- **Requirements**: Whenever a line contains the string "داود", copy it out of the entries.

Start of Data supplied

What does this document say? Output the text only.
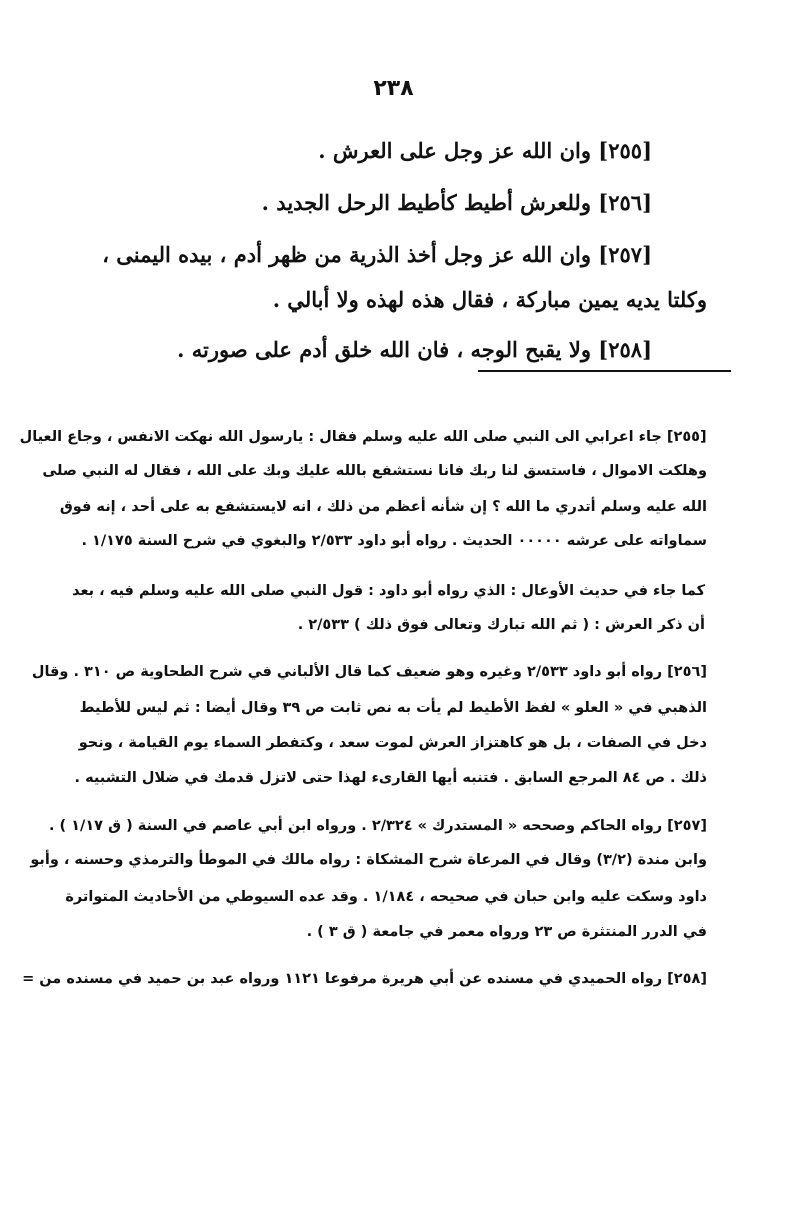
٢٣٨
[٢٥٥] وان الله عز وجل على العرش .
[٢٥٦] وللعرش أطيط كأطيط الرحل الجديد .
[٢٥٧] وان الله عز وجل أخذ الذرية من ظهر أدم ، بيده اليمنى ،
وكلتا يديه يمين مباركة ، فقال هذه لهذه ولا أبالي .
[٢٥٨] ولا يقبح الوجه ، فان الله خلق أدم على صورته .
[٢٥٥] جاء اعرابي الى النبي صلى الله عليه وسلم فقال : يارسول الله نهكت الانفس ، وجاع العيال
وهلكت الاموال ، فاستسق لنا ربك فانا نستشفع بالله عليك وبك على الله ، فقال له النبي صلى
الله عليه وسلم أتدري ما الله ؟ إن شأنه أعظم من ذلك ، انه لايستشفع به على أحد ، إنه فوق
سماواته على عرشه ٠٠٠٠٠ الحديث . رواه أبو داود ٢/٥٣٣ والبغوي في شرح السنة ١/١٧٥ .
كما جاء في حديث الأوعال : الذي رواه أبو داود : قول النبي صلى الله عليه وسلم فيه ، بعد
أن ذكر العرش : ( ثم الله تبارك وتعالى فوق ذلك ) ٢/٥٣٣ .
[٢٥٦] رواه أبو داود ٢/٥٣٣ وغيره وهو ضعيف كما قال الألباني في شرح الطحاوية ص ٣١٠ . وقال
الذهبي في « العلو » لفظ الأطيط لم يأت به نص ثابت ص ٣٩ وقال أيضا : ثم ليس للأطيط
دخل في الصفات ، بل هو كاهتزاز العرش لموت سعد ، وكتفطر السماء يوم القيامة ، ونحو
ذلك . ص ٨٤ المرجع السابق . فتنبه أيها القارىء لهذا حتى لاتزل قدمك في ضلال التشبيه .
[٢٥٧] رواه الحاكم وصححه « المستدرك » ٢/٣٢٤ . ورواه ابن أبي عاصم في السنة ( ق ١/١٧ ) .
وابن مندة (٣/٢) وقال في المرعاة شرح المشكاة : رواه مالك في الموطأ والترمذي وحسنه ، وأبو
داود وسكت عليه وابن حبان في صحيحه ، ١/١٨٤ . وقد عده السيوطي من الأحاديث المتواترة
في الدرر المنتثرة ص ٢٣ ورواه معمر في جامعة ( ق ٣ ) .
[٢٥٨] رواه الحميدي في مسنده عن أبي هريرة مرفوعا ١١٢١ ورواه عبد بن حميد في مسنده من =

End of Data supplied

- **Worked solution**:
سماواته على عرشه ٠٠٠٠٠ الحديث . رواه أبو داود ٢/٥٣٣ والبغوي في شرح السنة ١/١٧٥ .
كما جاء في حديث الأوعال : الذي رواه أبو داود : قول النبي صلى الله عليه وسلم فيه ، بعد
[٢٥٦] رواه أبو داود ٢/٥٣٣ وغيره وهو ضعيف كما قال الألباني في شرح الطحاوية ص ٣١٠ . وقال
داود وسكت عليه وابن حبان في صحيحه ، ١/١٨٤ . وقد عده السيوطي من الأحاديث المتواترة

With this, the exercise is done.